**WHAT YOU HAVE TO DO**: What do the lines say from the one containing "Enumerate this screenshot's" to the end of the records? Restate them word for word, and only those.

**LISTING**:
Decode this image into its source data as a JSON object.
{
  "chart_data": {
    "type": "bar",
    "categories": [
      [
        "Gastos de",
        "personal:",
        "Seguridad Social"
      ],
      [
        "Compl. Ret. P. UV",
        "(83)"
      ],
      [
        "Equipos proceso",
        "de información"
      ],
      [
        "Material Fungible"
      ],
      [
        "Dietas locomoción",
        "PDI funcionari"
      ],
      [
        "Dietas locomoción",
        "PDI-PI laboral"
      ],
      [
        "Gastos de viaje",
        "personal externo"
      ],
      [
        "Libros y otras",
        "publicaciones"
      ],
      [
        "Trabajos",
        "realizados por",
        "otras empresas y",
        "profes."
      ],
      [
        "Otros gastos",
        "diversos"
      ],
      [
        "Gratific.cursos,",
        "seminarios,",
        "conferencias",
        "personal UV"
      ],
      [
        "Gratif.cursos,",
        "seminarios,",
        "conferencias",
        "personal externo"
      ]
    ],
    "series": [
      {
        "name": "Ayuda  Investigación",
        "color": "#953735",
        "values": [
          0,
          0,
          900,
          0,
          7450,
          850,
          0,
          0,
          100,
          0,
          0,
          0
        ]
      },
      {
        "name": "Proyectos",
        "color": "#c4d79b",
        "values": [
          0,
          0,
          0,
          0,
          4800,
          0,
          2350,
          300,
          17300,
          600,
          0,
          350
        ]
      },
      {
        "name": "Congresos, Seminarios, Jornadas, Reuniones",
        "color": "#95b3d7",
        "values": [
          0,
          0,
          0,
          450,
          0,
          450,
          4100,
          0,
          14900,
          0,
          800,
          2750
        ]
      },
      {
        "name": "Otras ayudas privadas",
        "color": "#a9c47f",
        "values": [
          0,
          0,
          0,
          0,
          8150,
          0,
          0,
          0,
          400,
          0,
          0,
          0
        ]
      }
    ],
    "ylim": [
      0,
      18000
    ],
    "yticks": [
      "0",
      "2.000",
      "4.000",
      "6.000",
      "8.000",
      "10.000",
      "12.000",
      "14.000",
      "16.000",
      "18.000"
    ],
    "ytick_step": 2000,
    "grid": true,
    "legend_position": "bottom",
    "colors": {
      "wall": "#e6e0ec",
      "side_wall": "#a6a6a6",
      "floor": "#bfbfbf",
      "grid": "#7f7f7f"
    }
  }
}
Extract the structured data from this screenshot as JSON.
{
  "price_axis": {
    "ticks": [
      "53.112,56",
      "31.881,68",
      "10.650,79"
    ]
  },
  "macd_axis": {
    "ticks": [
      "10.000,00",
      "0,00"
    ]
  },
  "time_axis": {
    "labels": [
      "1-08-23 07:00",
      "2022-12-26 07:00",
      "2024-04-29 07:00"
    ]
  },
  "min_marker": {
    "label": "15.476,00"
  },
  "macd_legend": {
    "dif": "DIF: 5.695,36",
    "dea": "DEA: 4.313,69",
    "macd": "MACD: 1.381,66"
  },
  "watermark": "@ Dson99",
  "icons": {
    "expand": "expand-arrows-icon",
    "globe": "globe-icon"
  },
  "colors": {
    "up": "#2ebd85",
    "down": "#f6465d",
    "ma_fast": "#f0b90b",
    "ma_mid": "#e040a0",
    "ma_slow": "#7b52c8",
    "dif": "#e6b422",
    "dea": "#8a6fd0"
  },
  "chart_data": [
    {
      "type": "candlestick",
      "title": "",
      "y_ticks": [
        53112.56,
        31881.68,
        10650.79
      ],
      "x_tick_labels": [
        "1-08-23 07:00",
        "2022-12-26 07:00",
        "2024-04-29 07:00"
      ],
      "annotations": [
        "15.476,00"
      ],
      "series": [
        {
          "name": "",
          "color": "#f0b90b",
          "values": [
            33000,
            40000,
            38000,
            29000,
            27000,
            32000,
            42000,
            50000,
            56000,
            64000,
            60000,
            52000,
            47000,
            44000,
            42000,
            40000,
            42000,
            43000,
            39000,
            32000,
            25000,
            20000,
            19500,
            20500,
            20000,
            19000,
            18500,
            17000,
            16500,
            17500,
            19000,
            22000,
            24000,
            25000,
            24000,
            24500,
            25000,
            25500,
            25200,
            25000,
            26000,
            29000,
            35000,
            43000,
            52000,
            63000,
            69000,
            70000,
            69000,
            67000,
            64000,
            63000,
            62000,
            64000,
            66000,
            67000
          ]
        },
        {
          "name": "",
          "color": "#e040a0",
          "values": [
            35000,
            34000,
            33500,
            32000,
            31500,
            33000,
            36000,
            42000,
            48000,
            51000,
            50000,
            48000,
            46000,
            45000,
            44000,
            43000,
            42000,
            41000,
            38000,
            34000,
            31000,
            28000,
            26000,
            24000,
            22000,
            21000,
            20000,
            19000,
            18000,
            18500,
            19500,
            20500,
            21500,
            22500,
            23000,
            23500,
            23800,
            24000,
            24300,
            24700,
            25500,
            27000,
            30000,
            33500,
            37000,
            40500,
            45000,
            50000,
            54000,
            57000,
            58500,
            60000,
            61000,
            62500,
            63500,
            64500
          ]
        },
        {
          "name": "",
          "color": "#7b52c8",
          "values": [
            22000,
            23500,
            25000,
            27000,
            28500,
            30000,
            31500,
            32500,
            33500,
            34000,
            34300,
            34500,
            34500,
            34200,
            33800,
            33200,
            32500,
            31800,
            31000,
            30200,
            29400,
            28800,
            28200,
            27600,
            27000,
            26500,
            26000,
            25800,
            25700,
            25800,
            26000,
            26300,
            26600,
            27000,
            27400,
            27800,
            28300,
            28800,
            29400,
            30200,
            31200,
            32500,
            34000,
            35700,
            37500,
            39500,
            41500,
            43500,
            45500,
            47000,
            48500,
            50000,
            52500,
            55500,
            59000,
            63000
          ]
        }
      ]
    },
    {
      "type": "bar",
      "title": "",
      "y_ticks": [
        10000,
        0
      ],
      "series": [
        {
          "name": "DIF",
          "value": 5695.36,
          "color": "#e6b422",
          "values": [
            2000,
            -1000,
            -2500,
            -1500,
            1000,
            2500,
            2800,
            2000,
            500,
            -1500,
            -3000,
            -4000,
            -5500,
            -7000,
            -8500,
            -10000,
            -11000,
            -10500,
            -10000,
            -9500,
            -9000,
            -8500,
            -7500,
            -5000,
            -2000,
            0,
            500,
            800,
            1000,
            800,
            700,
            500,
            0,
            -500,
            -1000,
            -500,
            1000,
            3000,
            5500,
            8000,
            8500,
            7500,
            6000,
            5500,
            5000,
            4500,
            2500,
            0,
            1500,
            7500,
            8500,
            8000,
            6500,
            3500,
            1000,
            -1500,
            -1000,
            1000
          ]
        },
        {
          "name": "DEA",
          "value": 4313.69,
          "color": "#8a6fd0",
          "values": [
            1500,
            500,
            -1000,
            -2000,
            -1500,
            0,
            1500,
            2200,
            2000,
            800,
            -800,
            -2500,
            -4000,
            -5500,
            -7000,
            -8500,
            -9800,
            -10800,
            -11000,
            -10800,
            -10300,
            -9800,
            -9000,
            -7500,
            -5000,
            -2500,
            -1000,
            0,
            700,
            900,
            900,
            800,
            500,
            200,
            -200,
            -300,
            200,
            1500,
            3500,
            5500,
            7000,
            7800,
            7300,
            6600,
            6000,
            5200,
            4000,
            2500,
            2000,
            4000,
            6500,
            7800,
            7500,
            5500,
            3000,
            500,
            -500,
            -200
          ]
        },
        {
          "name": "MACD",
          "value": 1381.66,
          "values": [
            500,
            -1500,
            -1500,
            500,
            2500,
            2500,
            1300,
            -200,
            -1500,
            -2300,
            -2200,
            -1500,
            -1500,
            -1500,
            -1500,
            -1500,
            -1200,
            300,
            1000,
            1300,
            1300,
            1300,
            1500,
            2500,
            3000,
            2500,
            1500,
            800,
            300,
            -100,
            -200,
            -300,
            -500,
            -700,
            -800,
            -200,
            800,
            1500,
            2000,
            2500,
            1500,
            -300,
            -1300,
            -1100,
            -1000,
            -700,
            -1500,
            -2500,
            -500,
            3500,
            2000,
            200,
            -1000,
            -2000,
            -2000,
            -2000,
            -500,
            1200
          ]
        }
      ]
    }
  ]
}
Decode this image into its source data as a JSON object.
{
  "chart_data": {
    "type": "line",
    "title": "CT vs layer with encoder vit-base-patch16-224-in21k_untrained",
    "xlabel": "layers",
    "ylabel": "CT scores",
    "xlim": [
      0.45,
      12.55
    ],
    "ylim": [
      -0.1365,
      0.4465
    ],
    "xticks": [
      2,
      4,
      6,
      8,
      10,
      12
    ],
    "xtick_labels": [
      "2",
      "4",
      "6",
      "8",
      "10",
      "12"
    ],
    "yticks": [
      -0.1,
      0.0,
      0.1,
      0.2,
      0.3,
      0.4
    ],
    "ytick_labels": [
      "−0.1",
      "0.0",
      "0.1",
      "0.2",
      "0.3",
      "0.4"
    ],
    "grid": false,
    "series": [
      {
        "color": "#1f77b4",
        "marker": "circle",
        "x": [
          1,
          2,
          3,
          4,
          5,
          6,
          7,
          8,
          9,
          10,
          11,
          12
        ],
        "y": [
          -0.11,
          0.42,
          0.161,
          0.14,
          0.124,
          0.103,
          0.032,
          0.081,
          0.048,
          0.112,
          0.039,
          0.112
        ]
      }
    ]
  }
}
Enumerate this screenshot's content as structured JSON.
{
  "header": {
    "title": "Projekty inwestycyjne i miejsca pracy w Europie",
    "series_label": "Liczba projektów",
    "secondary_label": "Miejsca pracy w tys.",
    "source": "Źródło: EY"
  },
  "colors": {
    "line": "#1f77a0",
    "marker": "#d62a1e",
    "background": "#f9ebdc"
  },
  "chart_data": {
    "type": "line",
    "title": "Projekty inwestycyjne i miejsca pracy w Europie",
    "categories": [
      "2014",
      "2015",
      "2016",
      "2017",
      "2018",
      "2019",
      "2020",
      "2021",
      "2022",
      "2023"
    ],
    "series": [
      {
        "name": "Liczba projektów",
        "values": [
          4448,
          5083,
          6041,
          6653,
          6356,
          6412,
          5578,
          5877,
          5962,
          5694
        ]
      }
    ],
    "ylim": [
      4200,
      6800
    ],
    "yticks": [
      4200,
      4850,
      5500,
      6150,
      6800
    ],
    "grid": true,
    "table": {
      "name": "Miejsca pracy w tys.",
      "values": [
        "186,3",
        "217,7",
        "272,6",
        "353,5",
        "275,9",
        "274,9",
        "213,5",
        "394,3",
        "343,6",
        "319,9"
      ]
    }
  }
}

**OUTPUT BELOW**:
Enumerate this screenshot's content as structured JSON.
{
  "header": {
    "title": "Projekty inwestycyjne i miejsca pracy w Europie",
    "series_label": "Liczba projektów",
    "secondary_label": "Miejsca pracy w tys.",
    "source": "Źródło: EY"
  },
  "colors": {
    "line": "#1f77a0",
    "marker": "#d62a1e",
    "background": "#f9ebdc"
  },
  "chart_data": {
    "type": "line",
    "title": "Projekty inwestycyjne i miejsca pracy w Europie",
    "categories": [
      "2014",
      "2015",
      "2016",
      "2017",
      "2018",
      "2019",
      "2020",
      "2021",
      "2022",
      "2023"
    ],
    "series": [
      {
        "name": "Liczba projektów",
        "values": [
          4448,
          5083,
          6041,
          6653,
          6356,
          6412,
          5578,
          5877,
          5962,
          5694
        ]
      }
    ],
    "ylim": [
      4200,
      6800
    ],
    "yticks": [
      4200,
      4850,
      5500,
      6150,
      6800
    ],
    "grid": true,
    "table": {
      "name": "Miejsca pracy w tys.",
      "values": [
        "186,3",
        "217,7",
        "272,6",
        "353,5",
        "275,9",
        "274,9",
        "213,5",
        "394,3",
        "343,6",
        "319,9"
      ]
    }
  }
}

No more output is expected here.